### AIM OF THE TASK:
Identify the lines that contain the string "Index", then copy each of them.

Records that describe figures
+ + +

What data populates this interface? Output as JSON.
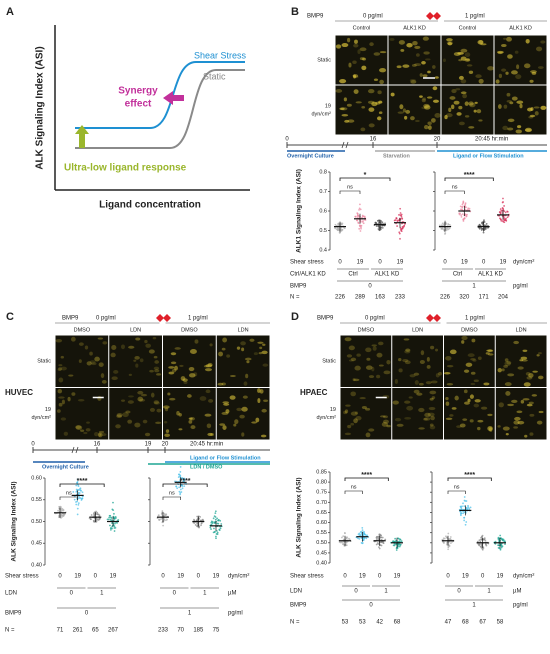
{
  "panel_a": {
    "label": "A",
    "y_axis_label": "ALK Signaling Index (ASI)",
    "x_axis_label": "Ligand concentration",
    "legend": [
      "Shear Stress",
      "Static"
    ],
    "synergy": [
      "Synergy",
      "effect"
    ],
    "ultra_low": "Ultra-low ligand response"
  },
  "panel_b": {
    "label": "B",
    "header": {
      "bmp9": "BMP9",
      "low": "0 pg/ml",
      "high": "1 pg/ml"
    },
    "columns": [
      "Control",
      "ALK1 KD",
      "Control",
      "ALK1 KD"
    ],
    "row_labels": [
      [
        "Static"
      ],
      [
        "19",
        "dyn/cm²"
      ]
    ],
    "timeline": {
      "ticks": [
        "0",
        "16",
        "20",
        "20:45 hr:min"
      ],
      "phases": [
        "Overnight Culture",
        "Starvation",
        "Ligand or Flow Stimulation"
      ]
    },
    "plot": {
      "y_axis_label": "ALK1 Signaling Index (ASI)",
      "ylim": [
        0.4,
        0.8
      ],
      "yticks": [
        0.4,
        0.5,
        0.6,
        0.7,
        0.8
      ],
      "colors": [
        "#b0b0b0",
        "#ec8aa3",
        "#5a5a5a",
        "#d8365e"
      ],
      "groups": [
        {
          "medians": [
            0.52,
            0.56,
            0.53,
            0.54
          ],
          "ns": "ns",
          "significance": "*"
        },
        {
          "medians": [
            0.52,
            0.6,
            0.52,
            0.58
          ],
          "ns": "ns",
          "significance": "****"
        }
      ],
      "rows": [
        {
          "label": "Shear stress",
          "cells": [
            [
              "0",
              "19",
              "0",
              "19"
            ],
            [
              "0",
              "19",
              "0",
              "19"
            ]
          ],
          "unit": "dyn/cm²"
        },
        {
          "label": "Ctrl/ALK1 KD",
          "cells": [
            [
              "Ctrl",
              "ALK1 KD"
            ],
            [
              "Ctrl",
              "ALK1 KD"
            ]
          ]
        },
        {
          "label": "BMP9",
          "cells": [
            [
              "0"
            ],
            [
              "1"
            ]
          ],
          "unit": "pg/ml"
        },
        {
          "label": "N =",
          "cells": [
            [
              "226",
              "289",
              "163",
              "233"
            ],
            [
              "226",
              "320",
              "171",
              "204"
            ]
          ]
        }
      ]
    }
  },
  "panel_c": {
    "label": "C",
    "cell_type": "HUVEC",
    "header": {
      "bmp9": "BMP9",
      "low": "0 pg/ml",
      "high": "1 pg/ml"
    },
    "columns": [
      "DMSO",
      "LDN",
      "DMSO",
      "LDN"
    ],
    "row_labels": [
      [
        "Static"
      ],
      [
        "19",
        "dyn/cm²"
      ]
    ],
    "timeline": {
      "ticks": [
        "0",
        "16",
        "19",
        "20",
        "20:45 hr:min"
      ],
      "phases": [
        "Overnight Culture",
        "Ligand or Flow Stimulation",
        "LDN / DMSO"
      ]
    },
    "plot": {
      "y_axis_label": "ALK Signaling Index (ASI)",
      "ylim": [
        0.4,
        0.6
      ],
      "yticks": [
        {
          "value": 0.4,
          "label": "0.40"
        },
        0.45,
        {
          "value": 0.5,
          "label": "0.50"
        },
        0.55,
        {
          "value": 0.6,
          "label": "0.60"
        }
      ],
      "colors": [
        "#b0b0b0",
        "#4fc1e9",
        "#8c8c8c",
        "#1fa594"
      ],
      "groups": [
        {
          "medians": [
            0.52,
            0.56,
            0.51,
            0.5
          ],
          "ns": "ns",
          "significance": "****"
        },
        {
          "medians": [
            0.51,
            0.59,
            0.5,
            0.49
          ],
          "ns": "ns",
          "significance": "****"
        }
      ],
      "rows": [
        {
          "label": "Shear stress",
          "cells": [
            [
              "0",
              "19",
              "0",
              "19"
            ],
            [
              "0",
              "19",
              "0",
              "19"
            ]
          ],
          "unit": "dyn/cm²"
        },
        {
          "label": "LDN",
          "cells": [
            [
              "0",
              "1"
            ],
            [
              "0",
              "1"
            ]
          ],
          "unit": "µM"
        },
        {
          "label": "BMP9",
          "cells": [
            [
              "0"
            ],
            [
              "1"
            ]
          ],
          "unit": "pg/ml"
        },
        {
          "label": "N =",
          "cells": [
            [
              "71",
              "261",
              "65",
              "267"
            ],
            [
              "233",
              "70",
              "185",
              "75"
            ]
          ]
        }
      ]
    }
  },
  "panel_d": {
    "label": "D",
    "cell_type": "HPAEC",
    "header": {
      "bmp9": "BMP9",
      "low": "0 pg/ml",
      "high": "1 pg/ml"
    },
    "columns": [
      "DMSO",
      "LDN",
      "DMSO",
      "LDN"
    ],
    "row_labels": [
      [
        "Static"
      ],
      [
        "19",
        "dyn/cm²"
      ]
    ],
    "plot": {
      "y_axis_label": "ALK Signaling Index (ASI)",
      "ylim": [
        0.4,
        0.85
      ],
      "yticks": [
        {
          "value": 0.4,
          "label": "0.40"
        },
        0.45,
        {
          "value": 0.5,
          "label": "0.50"
        },
        0.55,
        {
          "value": 0.6,
          "label": "0.60"
        },
        0.65,
        {
          "value": 0.7,
          "label": "0.70"
        },
        0.75,
        {
          "value": 0.8,
          "label": "0.80"
        },
        0.85
      ],
      "colors": [
        "#b0b0b0",
        "#4fc1e9",
        "#8c8c8c",
        "#1fa594"
      ],
      "groups": [
        {
          "medians": [
            0.51,
            0.53,
            0.51,
            0.5
          ],
          "ns": "ns",
          "significance": "****"
        },
        {
          "medians": [
            0.51,
            0.66,
            0.5,
            0.5
          ],
          "ns": "ns",
          "significance": "****"
        }
      ],
      "rows": [
        {
          "label": "Shear stress",
          "cells": [
            [
              "0",
              "19",
              "0",
              "19"
            ],
            [
              "0",
              "19",
              "0",
              "19"
            ]
          ],
          "unit": "dyn/cm²"
        },
        {
          "label": "LDN",
          "cells": [
            [
              "0",
              "1"
            ],
            [
              "0",
              "1"
            ]
          ],
          "unit": "µM"
        },
        {
          "label": "BMP9",
          "cells": [
            [
              "0"
            ],
            [
              "1"
            ]
          ],
          "unit": "pg/ml"
        },
        {
          "label": "N =",
          "cells": [
            [
              "53",
              "53",
              "42",
              "68"
            ],
            [
              "47",
              "68",
              "67",
              "58"
            ]
          ]
        }
      ]
    }
  }
}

+ + +

### ANSWER:
    "y_axis_label": "ALK Signaling Index (ASI)",
      "y_axis_label": "ALK1 Signaling Index (ASI)",
      "y_axis_label": "ALK Signaling Index (ASI)",
      "y_axis_label": "ALK Signaling Index (ASI)",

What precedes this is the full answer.